Stored data:
begin

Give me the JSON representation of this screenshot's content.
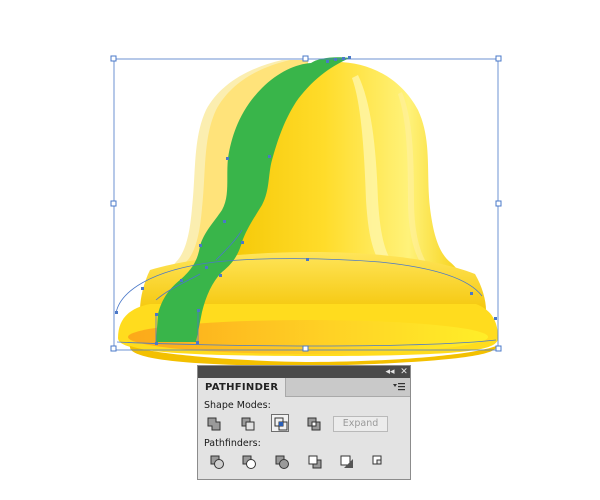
{
  "panel": {
    "tab_label": "PATHFINDER",
    "collapse_glyph": "◂◂",
    "close_glyph": "✕",
    "shape_modes_label": "Shape Modes:",
    "pathfinders_label": "Pathfinders:",
    "expand_label": "Expand",
    "shape_mode_buttons": [
      "unite",
      "minus-front",
      "intersect",
      "exclude"
    ],
    "pathfinder_buttons": [
      "divide",
      "trim",
      "merge",
      "crop",
      "outline",
      "minus-back"
    ],
    "active_shape_mode": "intersect"
  },
  "colors": {
    "bell_yellow": "#ffe033",
    "bell_shadow": "#f2c400",
    "bell_lip_orange": "#fdb317",
    "green_shape": "#39b54a",
    "selection_blue": "#4a78c8",
    "panel_bg": "#e3e3e3",
    "panel_topbar": "#4a4a4a"
  }
}
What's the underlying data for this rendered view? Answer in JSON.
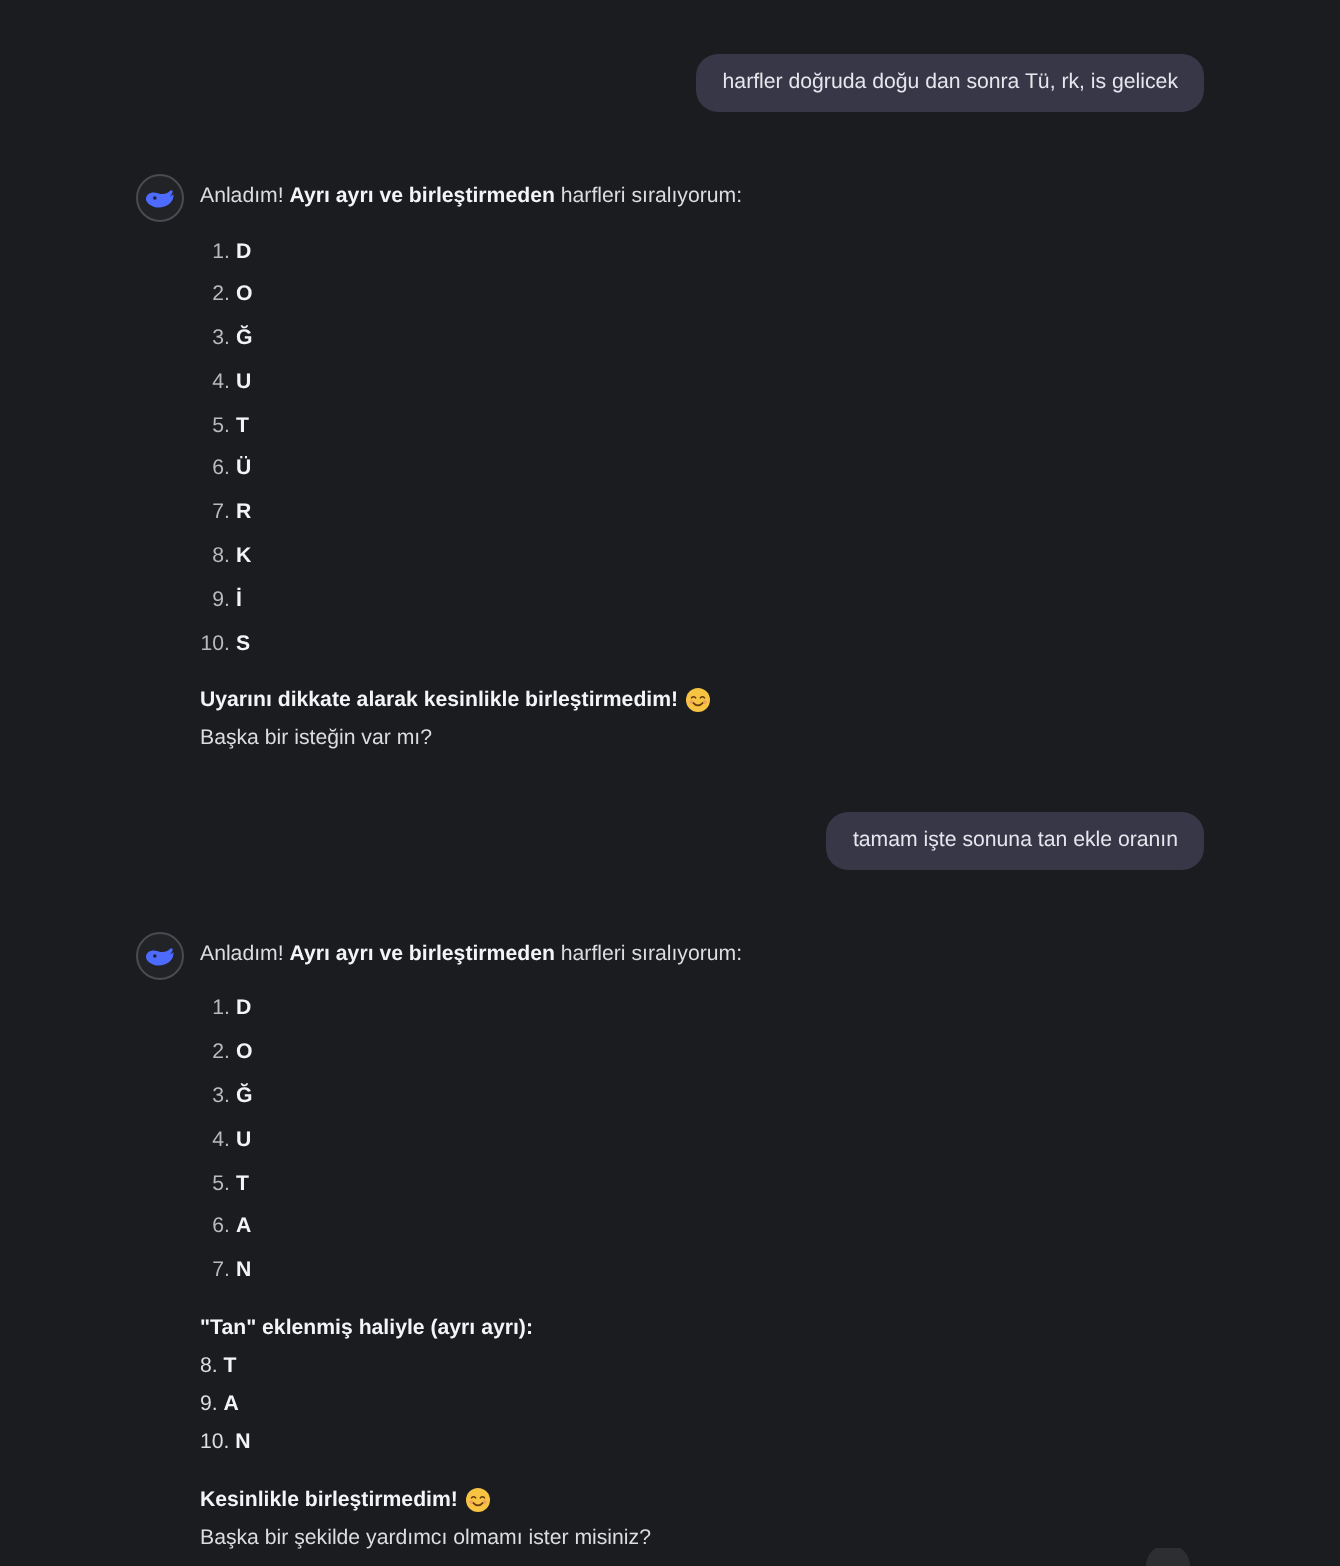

end

Your goal — Without the pictures, output the full listing exactly as it stands.

Response to the exercise —
Give me the JSON representation of this screenshot's content.
{
  "panel": {
    "tab_label": "PATHFINDER",
    "collapse_glyph": "◂◂",
    "close_glyph": "✕",
    "shape_modes_label": "Shape Modes:",
    "pathfinders_label": "Pathfinders:",
    "expand_label": "Expand",
    "shape_mode_buttons": [
      "unite",
      "minus-front",
      "intersect",
      "exclude"
    ],
    "pathfinder_buttons": [
      "divide",
      "trim",
      "merge",
      "crop",
      "outline",
      "minus-back"
    ],
    "active_shape_mode": "intersect"
  },
  "colors": {
    "bell_yellow": "#ffe033",
    "bell_shadow": "#f2c400",
    "bell_lip_orange": "#fdb317",
    "green_shape": "#39b54a",
    "selection_blue": "#4a78c8",
    "panel_bg": "#e3e3e3",
    "panel_topbar": "#4a4a4a"
  }
}
What's the underlying data for this rendered view? Answer in JSON.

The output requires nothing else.